Make an exact copy of all the entries, but do not reproduce the pictures.

--- Material for this task ---

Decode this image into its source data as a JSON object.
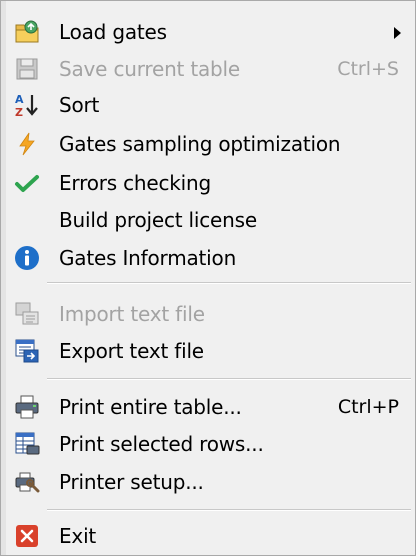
{
  "menu": {
    "items": [
      {
        "label": "Load gates",
        "icon": "folder-icon",
        "submenu": true
      },
      {
        "label": "Save current table",
        "shortcut": "Ctrl+S",
        "icon": "save-icon",
        "disabled": true
      },
      {
        "label": "Sort",
        "icon": "sort-az-icon"
      },
      {
        "label": "Gates sampling optimization",
        "icon": "lightning-icon"
      },
      {
        "label": "Errors checking",
        "icon": "checkmark-icon"
      },
      {
        "label": "Build project license",
        "icon": ""
      },
      {
        "label": "Gates Information",
        "icon": "info-icon"
      },
      {
        "label": "Import text file",
        "icon": "import-icon",
        "disabled": true
      },
      {
        "label": "Export text file",
        "icon": "export-icon"
      },
      {
        "label": "Print entire table...",
        "shortcut": "Ctrl+P",
        "icon": "printer-icon"
      },
      {
        "label": "Print selected rows...",
        "icon": "print-rows-icon"
      },
      {
        "label": "Printer setup...",
        "icon": "printer-setup-icon"
      },
      {
        "label": "Exit",
        "icon": "exit-icon"
      }
    ]
  },
  "colors": {
    "menu_bg": "#f0f0f0",
    "disabled_text": "#a3a3a3",
    "info_blue": "#1e6fc9",
    "check_green": "#2ea44f",
    "exit_red": "#d9412b",
    "lightning_orange": "#f5a623"
  }
}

---

Exercise result:
Decode this image into its source data as a JSON object.
{
  "menu": {
    "items": [
      {
        "label": "Load gates",
        "icon": "folder-icon",
        "submenu": true
      },
      {
        "label": "Save current table",
        "shortcut": "Ctrl+S",
        "icon": "save-icon",
        "disabled": true
      },
      {
        "label": "Sort",
        "icon": "sort-az-icon"
      },
      {
        "label": "Gates sampling optimization",
        "icon": "lightning-icon"
      },
      {
        "label": "Errors checking",
        "icon": "checkmark-icon"
      },
      {
        "label": "Build project license",
        "icon": ""
      },
      {
        "label": "Gates Information",
        "icon": "info-icon"
      },
      {
        "label": "Import text file",
        "icon": "import-icon",
        "disabled": true
      },
      {
        "label": "Export text file",
        "icon": "export-icon"
      },
      {
        "label": "Print entire table...",
        "shortcut": "Ctrl+P",
        "icon": "printer-icon"
      },
      {
        "label": "Print selected rows...",
        "icon": "print-rows-icon"
      },
      {
        "label": "Printer setup...",
        "icon": "printer-setup-icon"
      },
      {
        "label": "Exit",
        "icon": "exit-icon"
      }
    ]
  },
  "colors": {
    "menu_bg": "#f0f0f0",
    "disabled_text": "#a3a3a3",
    "info_blue": "#1e6fc9",
    "check_green": "#2ea44f",
    "exit_red": "#d9412b",
    "lightning_orange": "#f5a623"
  }
}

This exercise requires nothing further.